> [Record set]
::::

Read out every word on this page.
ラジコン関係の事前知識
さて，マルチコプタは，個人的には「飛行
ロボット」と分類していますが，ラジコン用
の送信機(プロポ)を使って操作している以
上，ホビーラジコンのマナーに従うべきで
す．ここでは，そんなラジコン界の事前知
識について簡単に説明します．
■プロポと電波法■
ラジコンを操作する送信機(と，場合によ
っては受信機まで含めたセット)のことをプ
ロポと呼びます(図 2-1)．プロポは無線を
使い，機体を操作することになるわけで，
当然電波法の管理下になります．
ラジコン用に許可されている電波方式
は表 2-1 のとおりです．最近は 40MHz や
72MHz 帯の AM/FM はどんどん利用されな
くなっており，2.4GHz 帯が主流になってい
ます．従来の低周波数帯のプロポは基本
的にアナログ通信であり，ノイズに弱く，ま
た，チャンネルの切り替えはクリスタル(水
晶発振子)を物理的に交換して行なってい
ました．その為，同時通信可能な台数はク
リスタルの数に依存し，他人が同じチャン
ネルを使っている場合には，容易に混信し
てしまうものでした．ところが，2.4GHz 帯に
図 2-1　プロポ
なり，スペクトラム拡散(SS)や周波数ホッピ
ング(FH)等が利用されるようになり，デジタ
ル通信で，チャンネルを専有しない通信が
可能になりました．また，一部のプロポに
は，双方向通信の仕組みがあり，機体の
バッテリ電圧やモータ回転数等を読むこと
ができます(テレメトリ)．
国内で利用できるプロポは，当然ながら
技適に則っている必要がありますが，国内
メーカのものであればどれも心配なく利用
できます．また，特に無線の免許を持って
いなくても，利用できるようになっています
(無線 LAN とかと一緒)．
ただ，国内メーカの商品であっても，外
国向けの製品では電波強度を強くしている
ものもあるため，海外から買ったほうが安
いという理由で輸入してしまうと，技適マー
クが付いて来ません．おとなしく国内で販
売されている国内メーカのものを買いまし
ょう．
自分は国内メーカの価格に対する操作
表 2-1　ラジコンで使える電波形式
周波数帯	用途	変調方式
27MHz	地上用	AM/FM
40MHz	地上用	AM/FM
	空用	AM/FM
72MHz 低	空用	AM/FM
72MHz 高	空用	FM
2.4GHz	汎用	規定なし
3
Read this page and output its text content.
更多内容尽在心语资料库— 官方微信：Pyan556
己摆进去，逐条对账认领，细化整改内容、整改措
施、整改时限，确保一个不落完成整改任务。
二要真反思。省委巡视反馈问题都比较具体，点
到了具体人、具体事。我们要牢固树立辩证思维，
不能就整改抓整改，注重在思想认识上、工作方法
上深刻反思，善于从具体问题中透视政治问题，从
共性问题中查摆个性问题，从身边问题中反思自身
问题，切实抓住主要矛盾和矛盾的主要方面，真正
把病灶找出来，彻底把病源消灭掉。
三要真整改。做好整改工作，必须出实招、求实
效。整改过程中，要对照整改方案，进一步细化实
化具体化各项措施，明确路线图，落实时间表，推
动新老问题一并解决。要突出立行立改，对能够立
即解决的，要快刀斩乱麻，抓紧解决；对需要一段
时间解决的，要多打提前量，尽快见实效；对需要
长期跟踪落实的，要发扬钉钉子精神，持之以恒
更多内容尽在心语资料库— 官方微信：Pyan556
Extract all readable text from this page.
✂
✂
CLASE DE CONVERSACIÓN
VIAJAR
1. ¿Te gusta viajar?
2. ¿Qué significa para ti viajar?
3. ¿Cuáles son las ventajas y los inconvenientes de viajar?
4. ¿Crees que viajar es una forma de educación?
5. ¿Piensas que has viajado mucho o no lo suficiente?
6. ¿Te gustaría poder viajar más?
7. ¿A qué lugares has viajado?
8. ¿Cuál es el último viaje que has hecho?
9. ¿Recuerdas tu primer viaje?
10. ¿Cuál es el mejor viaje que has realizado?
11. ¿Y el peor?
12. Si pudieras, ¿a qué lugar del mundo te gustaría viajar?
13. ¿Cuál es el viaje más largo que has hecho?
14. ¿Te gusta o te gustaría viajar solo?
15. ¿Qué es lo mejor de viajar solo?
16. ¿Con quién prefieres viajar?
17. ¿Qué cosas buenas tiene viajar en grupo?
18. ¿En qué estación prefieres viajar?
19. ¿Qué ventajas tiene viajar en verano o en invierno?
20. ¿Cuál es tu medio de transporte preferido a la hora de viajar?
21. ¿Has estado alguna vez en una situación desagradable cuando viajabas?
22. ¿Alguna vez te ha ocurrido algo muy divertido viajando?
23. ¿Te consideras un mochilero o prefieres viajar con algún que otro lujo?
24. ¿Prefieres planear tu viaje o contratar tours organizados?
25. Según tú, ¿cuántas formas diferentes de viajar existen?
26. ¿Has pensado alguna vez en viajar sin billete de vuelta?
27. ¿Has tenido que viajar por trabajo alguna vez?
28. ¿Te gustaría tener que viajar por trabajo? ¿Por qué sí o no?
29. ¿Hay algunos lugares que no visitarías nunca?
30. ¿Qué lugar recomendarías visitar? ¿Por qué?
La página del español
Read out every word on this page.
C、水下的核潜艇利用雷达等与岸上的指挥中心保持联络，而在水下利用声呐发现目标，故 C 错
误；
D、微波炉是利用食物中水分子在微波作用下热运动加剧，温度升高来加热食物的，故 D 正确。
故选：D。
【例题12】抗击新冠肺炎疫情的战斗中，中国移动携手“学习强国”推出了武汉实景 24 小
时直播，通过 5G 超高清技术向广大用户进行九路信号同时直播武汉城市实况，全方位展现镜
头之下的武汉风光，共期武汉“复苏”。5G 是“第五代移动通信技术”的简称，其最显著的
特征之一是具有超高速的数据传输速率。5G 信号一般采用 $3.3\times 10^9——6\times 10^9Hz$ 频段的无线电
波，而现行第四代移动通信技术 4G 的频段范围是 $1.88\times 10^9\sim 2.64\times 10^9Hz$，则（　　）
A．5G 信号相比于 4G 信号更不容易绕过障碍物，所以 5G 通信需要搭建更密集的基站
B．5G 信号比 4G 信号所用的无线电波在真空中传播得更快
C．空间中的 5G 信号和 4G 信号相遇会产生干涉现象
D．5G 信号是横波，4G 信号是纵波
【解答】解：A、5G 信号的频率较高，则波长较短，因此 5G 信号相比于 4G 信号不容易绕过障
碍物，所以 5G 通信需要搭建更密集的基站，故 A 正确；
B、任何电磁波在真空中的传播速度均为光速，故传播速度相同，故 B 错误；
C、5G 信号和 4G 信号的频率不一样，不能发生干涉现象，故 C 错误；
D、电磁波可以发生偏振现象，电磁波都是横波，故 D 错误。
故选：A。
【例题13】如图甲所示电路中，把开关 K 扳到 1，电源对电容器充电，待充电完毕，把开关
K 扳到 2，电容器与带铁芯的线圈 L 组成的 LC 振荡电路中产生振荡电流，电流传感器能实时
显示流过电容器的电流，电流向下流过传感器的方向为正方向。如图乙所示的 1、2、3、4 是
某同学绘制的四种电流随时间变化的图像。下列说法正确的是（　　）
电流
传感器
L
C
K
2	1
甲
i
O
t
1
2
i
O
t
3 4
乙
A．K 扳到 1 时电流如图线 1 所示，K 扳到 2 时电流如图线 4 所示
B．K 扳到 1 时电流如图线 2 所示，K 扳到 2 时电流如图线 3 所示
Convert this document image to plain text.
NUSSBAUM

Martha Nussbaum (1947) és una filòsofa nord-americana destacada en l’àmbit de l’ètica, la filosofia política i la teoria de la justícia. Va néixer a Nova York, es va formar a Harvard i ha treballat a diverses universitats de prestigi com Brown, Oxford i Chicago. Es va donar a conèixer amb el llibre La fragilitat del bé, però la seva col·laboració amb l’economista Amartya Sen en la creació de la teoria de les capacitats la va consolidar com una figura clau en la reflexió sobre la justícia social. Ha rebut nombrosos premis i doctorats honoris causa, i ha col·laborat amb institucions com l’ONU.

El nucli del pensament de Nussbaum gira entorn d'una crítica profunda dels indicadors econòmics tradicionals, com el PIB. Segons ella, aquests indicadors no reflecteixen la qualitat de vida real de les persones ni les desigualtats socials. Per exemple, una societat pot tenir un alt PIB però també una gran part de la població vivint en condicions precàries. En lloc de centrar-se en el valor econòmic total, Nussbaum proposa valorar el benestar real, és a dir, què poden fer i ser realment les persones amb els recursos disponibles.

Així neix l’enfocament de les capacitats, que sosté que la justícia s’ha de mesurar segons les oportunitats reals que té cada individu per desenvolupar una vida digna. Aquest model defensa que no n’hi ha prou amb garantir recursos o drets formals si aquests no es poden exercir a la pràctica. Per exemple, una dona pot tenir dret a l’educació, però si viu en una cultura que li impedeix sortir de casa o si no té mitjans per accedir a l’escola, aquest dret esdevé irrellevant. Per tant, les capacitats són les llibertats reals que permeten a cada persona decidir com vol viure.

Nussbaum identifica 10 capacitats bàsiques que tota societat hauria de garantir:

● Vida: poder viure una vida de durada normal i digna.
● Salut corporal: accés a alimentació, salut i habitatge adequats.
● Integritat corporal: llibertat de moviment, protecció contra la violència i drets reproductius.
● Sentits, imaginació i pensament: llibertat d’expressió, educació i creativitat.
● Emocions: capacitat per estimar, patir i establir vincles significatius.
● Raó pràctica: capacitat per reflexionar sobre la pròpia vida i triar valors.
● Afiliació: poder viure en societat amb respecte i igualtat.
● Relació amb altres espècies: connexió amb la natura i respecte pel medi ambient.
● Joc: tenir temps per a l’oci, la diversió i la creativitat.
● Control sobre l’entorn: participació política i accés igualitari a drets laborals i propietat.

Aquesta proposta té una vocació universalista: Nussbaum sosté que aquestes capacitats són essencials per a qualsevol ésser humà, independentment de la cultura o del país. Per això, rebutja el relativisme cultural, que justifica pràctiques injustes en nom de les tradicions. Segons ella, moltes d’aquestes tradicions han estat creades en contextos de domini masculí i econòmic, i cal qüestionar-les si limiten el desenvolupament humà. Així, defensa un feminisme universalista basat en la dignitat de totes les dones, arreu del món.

::::

> [Instructions to follow] Lines containing the word "sobre" are to be tallied; report only the total.

> [Exercise output] 3